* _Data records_
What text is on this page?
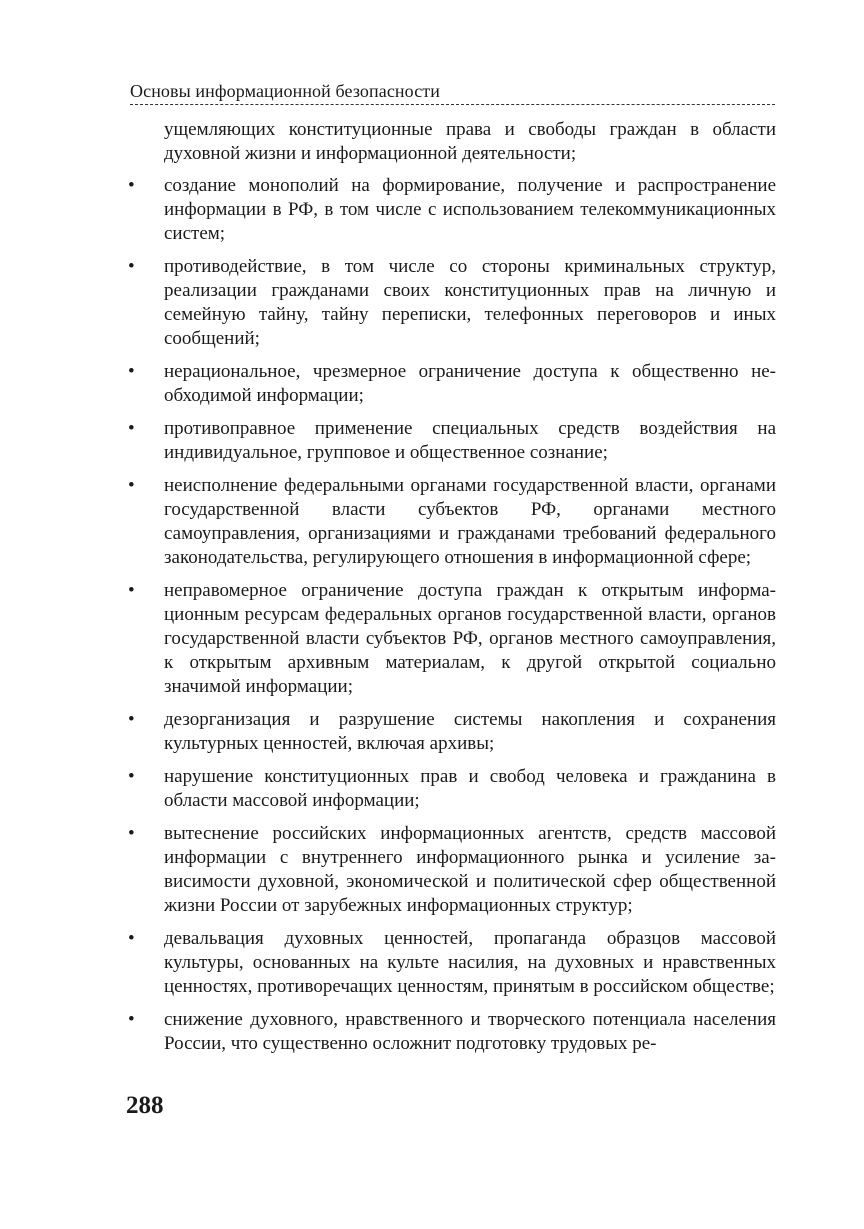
Основы информационной безопасности

ущемляющих конституционные права и свободы граждан в области духовной жизни и информационной деятельности;

•	создание монополий на формирование, получение и распространение информации в РФ, в том числе с использованием телекоммуникационных систем;
•	противодействие, в том числе со стороны криминальных структур, реализации гражданами своих конституционных прав на личную и семейную тайну, тайну переписки, телефонных переговоров и иных сообщений;
•	нерациональное, чрезмерное ограничение доступа к общественно необходимой информации;
•	противоправное применение специальных средств воздействия на индивидуальное, групповое и общественное сознание;
•	неисполнение федеральными органами государственной власти, органами государственной власти субъектов РФ, органами местного самоуправления, организациями и гражданами требований федерального законодательства, регулирующего отношения в информационной сфере;
•	неправомерное ограничение доступа граждан к открытым информационным ресурсам федеральных органов государственной власти, органов государственной власти субъектов РФ, органов местного самоуправления, к открытым архивным материалам, к другой открытой социально значимой информации;
•	дезорганизация и разрушение системы накопления и сохранения культурных ценностей, включая архивы;
•	нарушение конституционных прав и свобод человека и гражданина в области массовой информации;
•	вытеснение российских информационных агентств, средств массовой информации с внутреннего информационного рынка и усиление зависимости духовной, экономической и политической сфер общественной жизни России от зарубежных информационных структур;
•	девальвация духовных ценностей, пропаганда образцов массовой культуры, основанных на культе насилия, на духовных и нравственных ценностях, противоречащих ценностям, принятым в российском обществе;
•	снижение духовного, нравственного и творческого потенциала населения России, что существенно осложнит подготовку трудовых ре-
288
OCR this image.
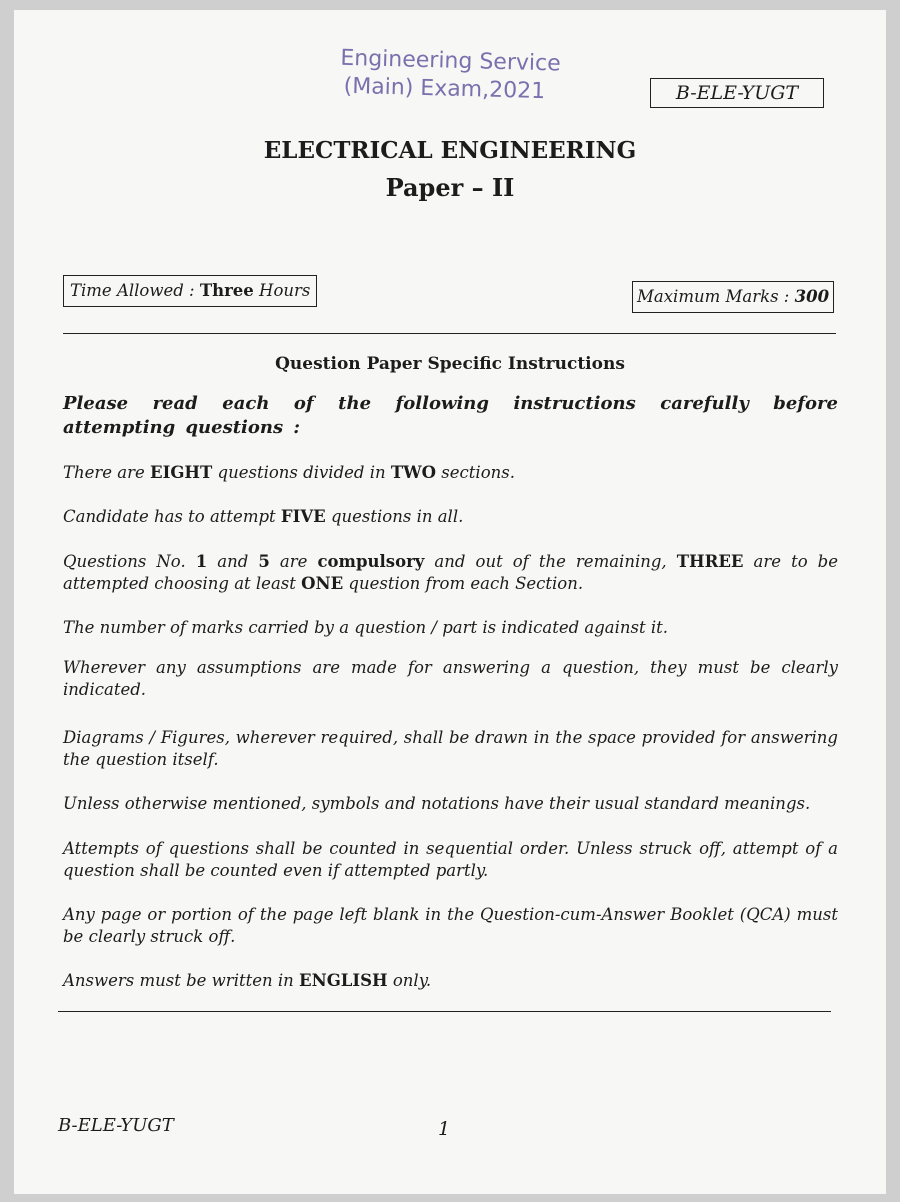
Engineering Service
(Main) Exam,2021	B-ELE-YUGT
ELECTRICAL ENGINEERING
Paper – II
Time Allowed : Three Hours	Maximum Marks : 300
Question Paper Specific Instructions
Please read each of the following instructions carefully before attempting questions :
There are EIGHT questions divided in TWO sections.
Candidate has to attempt FIVE questions in all.
Questions No. 1 and 5 are compulsory and out of the remaining, THREE are to be attempted choosing at least ONE question from each Section.
The number of marks carried by a question / part is indicated against it.
Wherever any assumptions are made for answering a question, they must be clearly indicated.
Diagrams / Figures, wherever required, shall be drawn in the space provided for answering the question itself.
Unless otherwise mentioned, symbols and notations have their usual standard meanings.
Attempts of questions shall be counted in sequential order. Unless struck off, attempt of a question shall be counted even if attempted partly.
Any page or portion of the page left blank in the Question-cum-Answer Booklet (QCA) must be clearly struck off.
Answers must be written in ENGLISH only.
B-ELE-YUGT	1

* _EXERCISE INSTRUCTIONS_
The data above needs to be retyped exactly, with the images left out.

* _TASK ANSWER_
What text is on this page?
Основы информационной безопасности

ущемляющих конституционные права и свободы граждан в области духовной жизни и информационной деятельности;

•	создание монополий на формирование, получение и распространение информации в РФ, в том числе с использованием телекоммуникационных систем;
•	противодействие, в том числе со стороны криминальных структур, реализации гражданами своих конституционных прав на личную и семейную тайну, тайну переписки, телефонных переговоров и иных сообщений;
•	нерациональное, чрезмерное ограничение доступа к общественно необходимой информации;
•	противоправное применение специальных средств воздействия на индивидуальное, групповое и общественное сознание;
•	неисполнение федеральными органами государственной власти, органами государственной власти субъектов РФ, органами местного самоуправления, организациями и гражданами требований федерального законодательства, регулирующего отношения в информационной сфере;
•	неправомерное ограничение доступа граждан к открытым информационным ресурсам федеральных органов государственной власти, органов государственной власти субъектов РФ, органов местного самоуправления, к открытым архивным материалам, к другой открытой социально значимой информации;
•	дезорганизация и разрушение системы накопления и сохранения культурных ценностей, включая архивы;
•	нарушение конституционных прав и свобод человека и гражданина в области массовой информации;
•	вытеснение российских информационных агентств, средств массовой информации с внутреннего информационного рынка и усиление зависимости духовной, экономической и политической сфер общественной жизни России от зарубежных информационных структур;
•	девальвация духовных ценностей, пропаганда образцов массовой культуры, основанных на культе насилия, на духовных и нравственных ценностях, противоречащих ценностям, принятым в российском обществе;
•	снижение духовного, нравственного и творческого потенциала населения России, что существенно осложнит подготовку трудовых ре-
288
OCR this image.
Engineering Service
(Main) Exam,2021	B-ELE-YUGT
ELECTRICAL ENGINEERING
Paper – II
Time Allowed : Three Hours	Maximum Marks : 300
Question Paper Specific Instructions
Please read each of the following instructions carefully before attempting questions :
There are EIGHT questions divided in TWO sections.
Candidate has to attempt FIVE questions in all.
Questions No. 1 and 5 are compulsory and out of the remaining, THREE are to be attempted choosing at least ONE question from each Section.
The number of marks carried by a question / part is indicated against it.
Wherever any assumptions are made for answering a question, they must be clearly indicated.
Diagrams / Figures, wherever required, shall be drawn in the space provided for answering the question itself.
Unless otherwise mentioned, symbols and notations have their usual standard meanings.
Attempts of questions shall be counted in sequential order. Unless struck off, attempt of a question shall be counted even if attempted partly.
Any page or portion of the page left blank in the Question-cum-Answer Booklet (QCA) must be clearly struck off.
Answers must be written in ENGLISH only.
B-ELE-YUGT	1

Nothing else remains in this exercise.